▶ [WRITTEN EXERCISE] Print the full listing exactly.

▶ [MATERIAL FOR THIS TASK]
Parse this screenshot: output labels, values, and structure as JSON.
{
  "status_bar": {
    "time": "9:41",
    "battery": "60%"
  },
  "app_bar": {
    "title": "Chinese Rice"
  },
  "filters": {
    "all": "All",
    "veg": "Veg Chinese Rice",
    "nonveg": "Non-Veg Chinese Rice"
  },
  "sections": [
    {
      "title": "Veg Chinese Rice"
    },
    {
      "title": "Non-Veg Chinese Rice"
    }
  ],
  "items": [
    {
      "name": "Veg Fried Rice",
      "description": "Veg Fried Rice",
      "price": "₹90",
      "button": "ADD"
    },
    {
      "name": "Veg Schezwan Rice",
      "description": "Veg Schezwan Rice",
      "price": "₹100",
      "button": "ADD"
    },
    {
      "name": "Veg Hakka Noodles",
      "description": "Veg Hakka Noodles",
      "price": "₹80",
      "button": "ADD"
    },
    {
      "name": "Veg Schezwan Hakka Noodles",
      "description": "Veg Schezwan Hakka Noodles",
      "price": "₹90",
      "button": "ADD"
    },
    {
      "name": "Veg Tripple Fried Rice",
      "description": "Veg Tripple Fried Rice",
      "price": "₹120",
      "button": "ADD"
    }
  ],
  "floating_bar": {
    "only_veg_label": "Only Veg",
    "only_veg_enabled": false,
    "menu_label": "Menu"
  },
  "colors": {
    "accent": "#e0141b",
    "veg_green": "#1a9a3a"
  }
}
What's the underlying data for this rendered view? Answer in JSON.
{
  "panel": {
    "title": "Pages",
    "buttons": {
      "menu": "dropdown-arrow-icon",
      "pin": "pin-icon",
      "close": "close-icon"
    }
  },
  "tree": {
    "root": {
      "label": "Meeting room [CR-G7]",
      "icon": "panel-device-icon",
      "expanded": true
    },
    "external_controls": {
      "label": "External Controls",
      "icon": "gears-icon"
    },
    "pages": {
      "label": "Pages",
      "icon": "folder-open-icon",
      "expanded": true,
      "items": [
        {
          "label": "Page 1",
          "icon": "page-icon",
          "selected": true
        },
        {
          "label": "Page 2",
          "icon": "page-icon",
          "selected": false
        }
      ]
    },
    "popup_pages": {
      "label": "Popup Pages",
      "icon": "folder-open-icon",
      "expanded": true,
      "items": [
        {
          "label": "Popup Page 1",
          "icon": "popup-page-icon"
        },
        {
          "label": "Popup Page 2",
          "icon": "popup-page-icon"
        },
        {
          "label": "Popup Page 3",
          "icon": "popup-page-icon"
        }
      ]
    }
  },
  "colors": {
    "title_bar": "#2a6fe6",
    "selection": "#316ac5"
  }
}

▶ [OUTPUT]
Parse this screenshot: output labels, values, and structure as JSON.
{
  "status_bar": {
    "time": "9:41",
    "battery": "60%"
  },
  "app_bar": {
    "title": "Chinese Rice"
  },
  "filters": {
    "all": "All",
    "veg": "Veg Chinese Rice",
    "nonveg": "Non-Veg Chinese Rice"
  },
  "sections": [
    {
      "title": "Veg Chinese Rice"
    },
    {
      "title": "Non-Veg Chinese Rice"
    }
  ],
  "items": [
    {
      "name": "Veg Fried Rice",
      "description": "Veg Fried Rice",
      "price": "₹90",
      "button": "ADD"
    },
    {
      "name": "Veg Schezwan Rice",
      "description": "Veg Schezwan Rice",
      "price": "₹100",
      "button": "ADD"
    },
    {
      "name": "Veg Hakka Noodles",
      "description": "Veg Hakka Noodles",
      "price": "₹80",
      "button": "ADD"
    },
    {
      "name": "Veg Schezwan Hakka Noodles",
      "description": "Veg Schezwan Hakka Noodles",
      "price": "₹90",
      "button": "ADD"
    },
    {
      "name": "Veg Tripple Fried Rice",
      "description": "Veg Tripple Fried Rice",
      "price": "₹120",
      "button": "ADD"
    }
  ],
  "floating_bar": {
    "only_veg_label": "Only Veg",
    "only_veg_enabled": false,
    "menu_label": "Menu"
  },
  "colors": {
    "accent": "#e0141b",
    "veg_green": "#1a9a3a"
  }
}
What's the underlying data for this rendered view? Answer in JSON.
{
  "panel": {
    "title": "Pages",
    "buttons": {
      "menu": "dropdown-arrow-icon",
      "pin": "pin-icon",
      "close": "close-icon"
    }
  },
  "tree": {
    "root": {
      "label": "Meeting room [CR-G7]",
      "icon": "panel-device-icon",
      "expanded": true
    },
    "external_controls": {
      "label": "External Controls",
      "icon": "gears-icon"
    },
    "pages": {
      "label": "Pages",
      "icon": "folder-open-icon",
      "expanded": true,
      "items": [
        {
          "label": "Page 1",
          "icon": "page-icon",
          "selected": true
        },
        {
          "label": "Page 2",
          "icon": "page-icon",
          "selected": false
        }
      ]
    },
    "popup_pages": {
      "label": "Popup Pages",
      "icon": "folder-open-icon",
      "expanded": true,
      "items": [
        {
          "label": "Popup Page 1",
          "icon": "popup-page-icon"
        },
        {
          "label": "Popup Page 2",
          "icon": "popup-page-icon"
        },
        {
          "label": "Popup Page 3",
          "icon": "popup-page-icon"
        }
      ]
    }
  },
  "colors": {
    "title_bar": "#2a6fe6",
    "selection": "#316ac5"
  }
}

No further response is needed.